— Start —
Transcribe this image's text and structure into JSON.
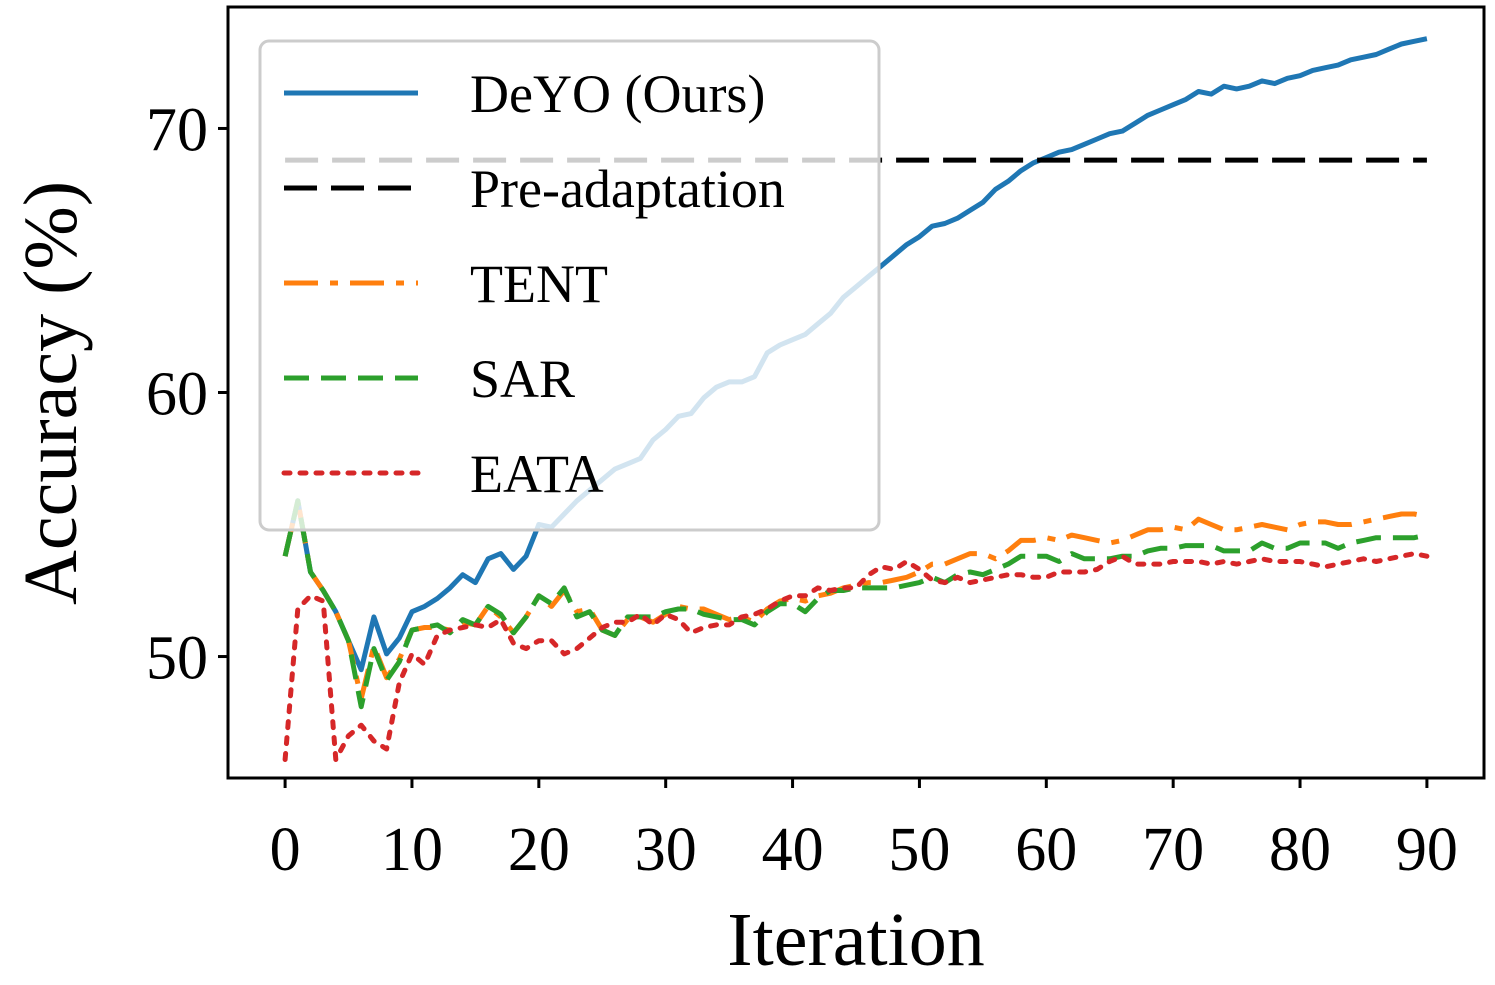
{
  "chart_data": {
    "type": "line",
    "title": "",
    "xlabel": "Iteration",
    "ylabel": "Accuracy (%)",
    "xlim": [
      -4.5,
      94.5
    ],
    "ylim": [
      45.4,
      74.6
    ],
    "grid": false,
    "legend_position": "top-left",
    "xticks": [
      0,
      10,
      20,
      30,
      40,
      50,
      60,
      70,
      80,
      90
    ],
    "xtick_labels": [
      "0",
      "10",
      "20",
      "30",
      "40",
      "50",
      "60",
      "70",
      "80",
      "90"
    ],
    "yticks": [
      50,
      60,
      70
    ],
    "ytick_labels": [
      "50",
      "60",
      "70"
    ],
    "x": [
      0,
      1,
      2,
      3,
      4,
      5,
      6,
      7,
      8,
      9,
      10,
      11,
      12,
      13,
      14,
      15,
      16,
      17,
      18,
      19,
      20,
      21,
      22,
      23,
      24,
      25,
      26,
      27,
      28,
      29,
      30,
      31,
      32,
      33,
      34,
      35,
      36,
      37,
      38,
      39,
      40,
      41,
      42,
      43,
      44,
      45,
      46,
      47,
      48,
      49,
      50,
      51,
      52,
      53,
      54,
      55,
      56,
      57,
      58,
      59,
      60,
      61,
      62,
      63,
      64,
      65,
      66,
      67,
      68,
      69,
      70,
      71,
      72,
      73,
      74,
      75,
      76,
      77,
      78,
      79,
      80,
      81,
      82,
      83,
      84,
      85,
      86,
      87,
      88,
      89,
      90
    ],
    "series": [
      {
        "name": "DeYO (Ours)",
        "color": "#1f77b4",
        "style": "solid",
        "values": [
          53.8,
          55.9,
          53.2,
          52.5,
          51.7,
          50.6,
          49.5,
          51.5,
          50.1,
          50.7,
          51.7,
          51.9,
          52.2,
          52.6,
          53.1,
          52.8,
          53.7,
          53.9,
          53.3,
          53.8,
          55.0,
          54.9,
          55.4,
          55.9,
          56.3,
          56.7,
          57.1,
          57.3,
          57.5,
          58.2,
          58.6,
          59.1,
          59.2,
          59.8,
          60.2,
          60.4,
          60.4,
          60.6,
          61.5,
          61.8,
          62.0,
          62.2,
          62.6,
          63.0,
          63.6,
          64.0,
          64.4,
          64.8,
          65.2,
          65.6,
          65.9,
          66.3,
          66.4,
          66.6,
          66.9,
          67.2,
          67.7,
          68.0,
          68.4,
          68.7,
          68.9,
          69.1,
          69.2,
          69.4,
          69.6,
          69.8,
          69.9,
          70.2,
          70.5,
          70.7,
          70.9,
          71.1,
          71.4,
          71.3,
          71.6,
          71.5,
          71.6,
          71.8,
          71.7,
          71.9,
          72.0,
          72.2,
          72.3,
          72.4,
          72.6,
          72.7,
          72.8,
          73.0,
          73.2,
          73.3,
          73.4
        ]
      },
      {
        "name": "Pre-adaptation",
        "color": "#000000",
        "style": "longdash",
        "values": [
          68.8,
          68.8,
          68.8,
          68.8,
          68.8,
          68.8,
          68.8,
          68.8,
          68.8,
          68.8,
          68.8,
          68.8,
          68.8,
          68.8,
          68.8,
          68.8,
          68.8,
          68.8,
          68.8,
          68.8,
          68.8,
          68.8,
          68.8,
          68.8,
          68.8,
          68.8,
          68.8,
          68.8,
          68.8,
          68.8,
          68.8,
          68.8,
          68.8,
          68.8,
          68.8,
          68.8,
          68.8,
          68.8,
          68.8,
          68.8,
          68.8,
          68.8,
          68.8,
          68.8,
          68.8,
          68.8,
          68.8,
          68.8,
          68.8,
          68.8,
          68.8,
          68.8,
          68.8,
          68.8,
          68.8,
          68.8,
          68.8,
          68.8,
          68.8,
          68.8,
          68.8,
          68.8,
          68.8,
          68.8,
          68.8,
          68.8,
          68.8,
          68.8,
          68.8,
          68.8,
          68.8,
          68.8,
          68.8,
          68.8,
          68.8,
          68.8,
          68.8,
          68.8,
          68.8,
          68.8,
          68.8,
          68.8,
          68.8,
          68.8,
          68.8,
          68.8,
          68.8,
          68.8,
          68.8,
          68.8,
          68.8
        ]
      },
      {
        "name": "TENT",
        "color": "#ff7f0e",
        "style": "dashdot",
        "values": [
          53.8,
          55.9,
          53.2,
          52.5,
          51.7,
          50.6,
          48.4,
          50.4,
          49.2,
          49.9,
          51.0,
          51.1,
          51.1,
          51.0,
          51.3,
          51.2,
          51.9,
          51.5,
          50.9,
          51.5,
          52.3,
          51.9,
          52.5,
          51.7,
          51.8,
          51.0,
          50.8,
          51.4,
          51.5,
          51.3,
          51.6,
          51.9,
          51.8,
          51.8,
          51.6,
          51.4,
          51.5,
          51.3,
          51.8,
          52.1,
          52.2,
          52.1,
          52.3,
          52.4,
          52.6,
          52.7,
          52.8,
          52.8,
          52.9,
          53.0,
          53.2,
          53.5,
          53.5,
          53.7,
          53.9,
          53.9,
          53.7,
          54.0,
          54.4,
          54.4,
          54.5,
          54.4,
          54.6,
          54.5,
          54.4,
          54.3,
          54.4,
          54.6,
          54.8,
          54.8,
          54.9,
          54.8,
          55.2,
          55.0,
          54.8,
          54.8,
          54.9,
          55.0,
          54.9,
          54.8,
          55.0,
          55.1,
          55.1,
          55.0,
          55.0,
          55.1,
          55.2,
          55.3,
          55.4,
          55.4,
          55.3
        ]
      },
      {
        "name": "SAR",
        "color": "#2ca02c",
        "style": "dashed",
        "values": [
          53.8,
          55.9,
          53.2,
          52.5,
          51.7,
          50.6,
          48.1,
          50.3,
          49.1,
          49.8,
          51.0,
          51.1,
          51.2,
          50.9,
          51.4,
          51.2,
          51.9,
          51.6,
          50.9,
          51.5,
          52.3,
          52.0,
          52.6,
          51.5,
          51.7,
          51.0,
          50.8,
          51.5,
          51.5,
          51.5,
          51.7,
          51.8,
          51.8,
          51.6,
          51.5,
          51.4,
          51.4,
          51.2,
          51.7,
          52.0,
          52.0,
          51.7,
          52.2,
          52.5,
          52.5,
          52.6,
          52.6,
          52.6,
          52.6,
          52.7,
          52.8,
          53.0,
          52.8,
          53.1,
          53.2,
          53.1,
          53.3,
          53.5,
          53.8,
          53.8,
          53.8,
          53.6,
          53.9,
          53.7,
          53.7,
          53.7,
          53.8,
          53.8,
          54.0,
          54.1,
          54.1,
          54.2,
          54.2,
          54.2,
          54.0,
          54.0,
          54.0,
          54.3,
          54.1,
          54.1,
          54.3,
          54.3,
          54.3,
          54.1,
          54.3,
          54.4,
          54.5,
          54.5,
          54.5,
          54.5,
          54.6
        ]
      },
      {
        "name": "EATA",
        "color": "#d62728",
        "style": "dotted",
        "values": [
          46.1,
          51.8,
          52.3,
          52.1,
          46.1,
          47.0,
          47.4,
          46.8,
          46.5,
          49.0,
          50.1,
          49.7,
          50.8,
          51.0,
          51.1,
          51.2,
          51.1,
          51.4,
          50.5,
          50.3,
          50.6,
          50.6,
          50.1,
          50.3,
          50.7,
          51.1,
          51.3,
          51.3,
          51.6,
          51.2,
          51.6,
          51.4,
          50.9,
          51.1,
          51.2,
          51.2,
          51.5,
          51.6,
          51.8,
          52.1,
          52.3,
          52.3,
          52.6,
          52.5,
          52.6,
          52.6,
          53.1,
          53.4,
          53.3,
          53.6,
          53.3,
          52.9,
          52.8,
          53.0,
          52.8,
          52.9,
          53.0,
          53.1,
          53.1,
          53.0,
          53.0,
          53.2,
          53.2,
          53.2,
          53.3,
          53.6,
          53.8,
          53.5,
          53.5,
          53.5,
          53.6,
          53.6,
          53.6,
          53.5,
          53.6,
          53.5,
          53.6,
          53.7,
          53.6,
          53.6,
          53.6,
          53.5,
          53.4,
          53.5,
          53.6,
          53.7,
          53.6,
          53.7,
          53.8,
          53.9,
          53.8
        ]
      }
    ]
  }
}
— End —
## [Aim of the task]
From the entries above, extract every line where the word "style" appears.

## [Full answer]
        "style": "solid",
        "style": "longdash",
        "style": "dashdot",
        "style": "dashed",
        "style": "dotted",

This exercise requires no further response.